## [Work required]
Search the data below for the word "النبي" and copy each line that holds it.
-------- Source data
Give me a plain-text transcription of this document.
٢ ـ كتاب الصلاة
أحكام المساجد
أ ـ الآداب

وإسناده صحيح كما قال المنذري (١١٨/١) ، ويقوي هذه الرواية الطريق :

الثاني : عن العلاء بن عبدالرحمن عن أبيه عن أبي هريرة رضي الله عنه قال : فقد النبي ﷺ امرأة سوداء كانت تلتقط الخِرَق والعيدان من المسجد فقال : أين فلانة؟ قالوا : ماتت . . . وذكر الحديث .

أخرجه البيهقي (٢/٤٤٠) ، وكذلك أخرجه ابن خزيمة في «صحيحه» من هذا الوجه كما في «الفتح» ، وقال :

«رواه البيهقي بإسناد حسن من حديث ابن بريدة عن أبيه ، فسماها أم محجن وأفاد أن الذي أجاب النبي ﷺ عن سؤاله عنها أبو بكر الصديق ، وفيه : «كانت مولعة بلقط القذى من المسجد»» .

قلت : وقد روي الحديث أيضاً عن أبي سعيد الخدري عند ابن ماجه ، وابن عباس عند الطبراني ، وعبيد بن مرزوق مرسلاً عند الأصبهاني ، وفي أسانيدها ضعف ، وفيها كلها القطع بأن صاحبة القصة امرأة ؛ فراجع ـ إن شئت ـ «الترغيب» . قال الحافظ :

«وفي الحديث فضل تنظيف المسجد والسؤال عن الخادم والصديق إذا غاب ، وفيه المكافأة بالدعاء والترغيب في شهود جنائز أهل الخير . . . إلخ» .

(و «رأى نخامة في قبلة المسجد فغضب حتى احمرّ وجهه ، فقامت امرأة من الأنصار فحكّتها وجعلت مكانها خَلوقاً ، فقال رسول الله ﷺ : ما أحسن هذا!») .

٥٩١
----------------
## [Correct result]
الثاني : عن العلاء بن عبدالرحمن عن أبيه عن أبي هريرة رضي الله عنه قال : فقد النبي ﷺ امرأة سوداء كانت تلتقط الخِرَق والعيدان من المسجد فقال : أين فلانة؟ قالوا : ماتت . . . وذكر الحديث .
«رواه البيهقي بإسناد حسن من حديث ابن بريدة عن أبيه ، فسماها أم محجن وأفاد أن الذي أجاب النبي ﷺ عن سؤاله عنها أبو بكر الصديق ، وفيه : «كانت مولعة بلقط القذى من المسجد»» .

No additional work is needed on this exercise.